### WHAT IS NEEDED:
Note each line of the listing that contains the string "title", and copy it.

## begin EXERCISE MATERIAL

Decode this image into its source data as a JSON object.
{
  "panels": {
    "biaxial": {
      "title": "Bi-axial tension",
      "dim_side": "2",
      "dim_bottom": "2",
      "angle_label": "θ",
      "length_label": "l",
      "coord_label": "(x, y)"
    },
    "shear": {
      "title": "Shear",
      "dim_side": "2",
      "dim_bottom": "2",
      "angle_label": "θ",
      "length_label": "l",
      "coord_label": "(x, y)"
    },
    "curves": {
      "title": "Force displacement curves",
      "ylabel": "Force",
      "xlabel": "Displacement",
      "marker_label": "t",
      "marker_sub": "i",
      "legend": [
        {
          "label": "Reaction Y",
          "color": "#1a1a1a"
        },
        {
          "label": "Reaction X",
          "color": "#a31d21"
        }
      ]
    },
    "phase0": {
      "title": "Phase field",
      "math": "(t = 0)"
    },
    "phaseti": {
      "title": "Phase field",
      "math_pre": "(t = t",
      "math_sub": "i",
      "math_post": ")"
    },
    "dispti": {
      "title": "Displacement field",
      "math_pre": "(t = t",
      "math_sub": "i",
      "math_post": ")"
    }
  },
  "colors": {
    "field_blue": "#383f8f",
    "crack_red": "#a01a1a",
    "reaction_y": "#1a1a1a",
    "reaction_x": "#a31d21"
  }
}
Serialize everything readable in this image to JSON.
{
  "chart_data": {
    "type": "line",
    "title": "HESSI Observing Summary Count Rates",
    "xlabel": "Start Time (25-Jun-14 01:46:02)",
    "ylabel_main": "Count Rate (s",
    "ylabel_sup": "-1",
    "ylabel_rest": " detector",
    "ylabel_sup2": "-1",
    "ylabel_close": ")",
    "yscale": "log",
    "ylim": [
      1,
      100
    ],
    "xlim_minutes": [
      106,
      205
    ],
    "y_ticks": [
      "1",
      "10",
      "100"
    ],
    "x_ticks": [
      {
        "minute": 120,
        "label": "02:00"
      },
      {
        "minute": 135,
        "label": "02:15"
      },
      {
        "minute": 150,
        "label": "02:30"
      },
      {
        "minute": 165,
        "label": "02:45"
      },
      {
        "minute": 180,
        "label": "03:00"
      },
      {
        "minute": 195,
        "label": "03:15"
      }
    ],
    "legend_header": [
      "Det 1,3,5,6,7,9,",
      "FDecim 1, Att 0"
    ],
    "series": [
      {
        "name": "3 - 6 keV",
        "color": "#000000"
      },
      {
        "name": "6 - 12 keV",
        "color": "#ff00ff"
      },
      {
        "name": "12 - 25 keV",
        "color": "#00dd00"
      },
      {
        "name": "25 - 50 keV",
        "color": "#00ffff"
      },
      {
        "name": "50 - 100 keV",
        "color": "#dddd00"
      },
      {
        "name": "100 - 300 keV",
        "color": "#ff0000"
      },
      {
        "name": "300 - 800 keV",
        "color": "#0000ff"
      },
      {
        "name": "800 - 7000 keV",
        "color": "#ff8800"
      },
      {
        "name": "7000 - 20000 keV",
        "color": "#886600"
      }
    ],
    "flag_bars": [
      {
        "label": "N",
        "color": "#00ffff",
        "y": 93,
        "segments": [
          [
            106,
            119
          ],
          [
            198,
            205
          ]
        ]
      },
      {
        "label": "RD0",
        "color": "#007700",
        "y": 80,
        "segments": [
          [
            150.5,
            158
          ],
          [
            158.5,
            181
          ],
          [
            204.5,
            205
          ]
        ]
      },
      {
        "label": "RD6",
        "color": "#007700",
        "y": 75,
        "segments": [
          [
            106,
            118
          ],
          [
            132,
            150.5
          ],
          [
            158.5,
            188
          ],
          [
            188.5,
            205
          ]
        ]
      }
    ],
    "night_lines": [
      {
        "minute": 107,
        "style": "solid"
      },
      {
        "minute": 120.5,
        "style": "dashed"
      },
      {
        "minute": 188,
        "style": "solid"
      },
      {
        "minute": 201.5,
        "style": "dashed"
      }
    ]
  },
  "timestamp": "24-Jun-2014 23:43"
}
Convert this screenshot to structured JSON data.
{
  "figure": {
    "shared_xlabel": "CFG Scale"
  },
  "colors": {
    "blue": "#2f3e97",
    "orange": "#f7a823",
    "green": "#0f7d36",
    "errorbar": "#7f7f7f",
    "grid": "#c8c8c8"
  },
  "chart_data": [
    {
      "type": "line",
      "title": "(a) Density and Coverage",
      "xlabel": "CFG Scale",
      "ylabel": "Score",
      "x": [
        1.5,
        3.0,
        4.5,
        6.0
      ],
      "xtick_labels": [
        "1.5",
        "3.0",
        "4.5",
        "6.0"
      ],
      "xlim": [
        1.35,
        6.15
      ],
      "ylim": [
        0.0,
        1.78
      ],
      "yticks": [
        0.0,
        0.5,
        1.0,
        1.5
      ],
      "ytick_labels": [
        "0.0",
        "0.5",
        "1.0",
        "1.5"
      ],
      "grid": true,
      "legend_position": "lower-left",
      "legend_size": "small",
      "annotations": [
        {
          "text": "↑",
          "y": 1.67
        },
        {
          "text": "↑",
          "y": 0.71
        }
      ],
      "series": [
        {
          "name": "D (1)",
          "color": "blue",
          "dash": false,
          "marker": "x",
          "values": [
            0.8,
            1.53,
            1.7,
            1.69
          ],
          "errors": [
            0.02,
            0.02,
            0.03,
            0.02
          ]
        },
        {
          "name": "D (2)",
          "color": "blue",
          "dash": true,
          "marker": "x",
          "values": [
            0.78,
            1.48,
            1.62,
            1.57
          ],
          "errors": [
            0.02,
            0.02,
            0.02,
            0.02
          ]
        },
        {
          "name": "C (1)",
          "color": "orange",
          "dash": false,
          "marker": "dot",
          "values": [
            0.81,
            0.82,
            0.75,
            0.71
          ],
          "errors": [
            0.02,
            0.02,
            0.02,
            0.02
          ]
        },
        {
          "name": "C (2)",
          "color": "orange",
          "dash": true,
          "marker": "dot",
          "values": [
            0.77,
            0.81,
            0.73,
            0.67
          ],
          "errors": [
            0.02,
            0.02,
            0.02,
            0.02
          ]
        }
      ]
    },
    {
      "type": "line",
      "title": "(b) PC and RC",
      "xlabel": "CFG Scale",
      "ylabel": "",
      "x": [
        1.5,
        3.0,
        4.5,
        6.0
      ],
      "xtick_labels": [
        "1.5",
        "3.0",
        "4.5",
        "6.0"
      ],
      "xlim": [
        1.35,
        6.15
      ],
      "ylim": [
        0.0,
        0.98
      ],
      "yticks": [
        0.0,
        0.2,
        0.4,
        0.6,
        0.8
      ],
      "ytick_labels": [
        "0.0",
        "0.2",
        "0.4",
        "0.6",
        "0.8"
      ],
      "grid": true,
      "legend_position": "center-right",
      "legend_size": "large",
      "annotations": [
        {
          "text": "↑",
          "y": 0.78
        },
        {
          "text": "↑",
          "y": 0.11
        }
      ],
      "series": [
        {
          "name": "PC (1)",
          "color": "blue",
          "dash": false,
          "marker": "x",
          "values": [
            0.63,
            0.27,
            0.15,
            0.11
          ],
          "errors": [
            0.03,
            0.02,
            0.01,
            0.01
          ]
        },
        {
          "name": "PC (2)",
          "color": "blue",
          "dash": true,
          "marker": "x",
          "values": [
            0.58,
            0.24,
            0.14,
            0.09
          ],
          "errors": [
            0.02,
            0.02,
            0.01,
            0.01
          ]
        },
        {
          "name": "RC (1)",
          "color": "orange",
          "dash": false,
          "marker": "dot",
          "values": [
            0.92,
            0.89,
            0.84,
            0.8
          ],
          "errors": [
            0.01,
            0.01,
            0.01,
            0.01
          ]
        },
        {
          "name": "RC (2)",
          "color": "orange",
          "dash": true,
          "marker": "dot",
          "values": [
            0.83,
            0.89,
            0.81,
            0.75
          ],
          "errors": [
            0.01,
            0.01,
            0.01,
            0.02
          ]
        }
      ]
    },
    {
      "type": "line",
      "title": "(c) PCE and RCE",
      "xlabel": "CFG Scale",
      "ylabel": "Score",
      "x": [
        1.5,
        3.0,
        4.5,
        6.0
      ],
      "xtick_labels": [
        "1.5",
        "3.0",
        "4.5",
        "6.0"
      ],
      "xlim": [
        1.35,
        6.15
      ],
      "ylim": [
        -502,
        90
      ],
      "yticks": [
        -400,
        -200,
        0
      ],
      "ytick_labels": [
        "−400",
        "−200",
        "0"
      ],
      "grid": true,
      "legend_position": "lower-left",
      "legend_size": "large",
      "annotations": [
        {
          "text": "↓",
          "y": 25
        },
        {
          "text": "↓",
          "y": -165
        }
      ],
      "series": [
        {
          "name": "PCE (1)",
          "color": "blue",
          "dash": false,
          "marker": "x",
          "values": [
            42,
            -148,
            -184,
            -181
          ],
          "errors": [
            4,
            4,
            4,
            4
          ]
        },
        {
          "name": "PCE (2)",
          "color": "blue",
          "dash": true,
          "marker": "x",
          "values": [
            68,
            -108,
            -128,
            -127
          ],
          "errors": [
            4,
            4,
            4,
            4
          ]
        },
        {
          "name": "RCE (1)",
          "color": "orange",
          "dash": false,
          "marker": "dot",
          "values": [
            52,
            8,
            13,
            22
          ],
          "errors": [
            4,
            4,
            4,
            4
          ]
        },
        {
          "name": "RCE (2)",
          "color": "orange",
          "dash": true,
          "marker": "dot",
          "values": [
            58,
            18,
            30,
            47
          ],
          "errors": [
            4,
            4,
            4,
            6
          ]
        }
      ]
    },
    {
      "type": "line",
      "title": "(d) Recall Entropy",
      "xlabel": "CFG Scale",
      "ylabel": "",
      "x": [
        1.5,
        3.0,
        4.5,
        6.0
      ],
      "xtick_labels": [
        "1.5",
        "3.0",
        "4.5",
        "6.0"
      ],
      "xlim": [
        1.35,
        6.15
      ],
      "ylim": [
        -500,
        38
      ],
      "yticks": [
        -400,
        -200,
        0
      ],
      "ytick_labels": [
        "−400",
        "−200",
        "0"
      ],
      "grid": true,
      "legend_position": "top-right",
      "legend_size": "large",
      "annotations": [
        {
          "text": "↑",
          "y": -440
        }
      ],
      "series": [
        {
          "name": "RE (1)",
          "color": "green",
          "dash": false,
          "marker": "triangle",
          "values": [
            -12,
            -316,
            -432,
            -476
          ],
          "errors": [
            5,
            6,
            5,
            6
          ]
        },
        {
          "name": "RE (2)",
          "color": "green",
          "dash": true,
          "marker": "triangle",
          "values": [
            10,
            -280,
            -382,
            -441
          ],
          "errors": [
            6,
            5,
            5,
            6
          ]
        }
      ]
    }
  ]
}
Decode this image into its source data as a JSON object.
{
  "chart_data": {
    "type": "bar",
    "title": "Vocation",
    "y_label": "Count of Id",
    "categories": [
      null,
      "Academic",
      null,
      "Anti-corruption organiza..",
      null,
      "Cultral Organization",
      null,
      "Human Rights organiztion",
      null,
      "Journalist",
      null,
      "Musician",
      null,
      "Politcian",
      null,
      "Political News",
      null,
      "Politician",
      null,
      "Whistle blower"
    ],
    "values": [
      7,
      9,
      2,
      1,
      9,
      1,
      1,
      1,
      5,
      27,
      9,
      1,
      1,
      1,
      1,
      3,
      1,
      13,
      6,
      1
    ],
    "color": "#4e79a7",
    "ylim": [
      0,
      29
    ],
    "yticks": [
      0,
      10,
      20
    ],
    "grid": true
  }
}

## end EXERCISE MATERIAL

### SOLUTION TO THIS EXERCISE:
      "title": "Bi-axial tension",
      "title": "Shear",
      "title": "Force displacement curves",
      "title": "Phase field",
      "title": "Phase field",
      "title": "Displacement field",
    "title": "HESSI Observing Summary Count Rates",
      "title": "(a) Density and Coverage",
      "title": "(b) PC and RC",
      "title": "(c) PCE and RCE",
      "title": "(d) Recall Entropy",
    "title": "Vocation",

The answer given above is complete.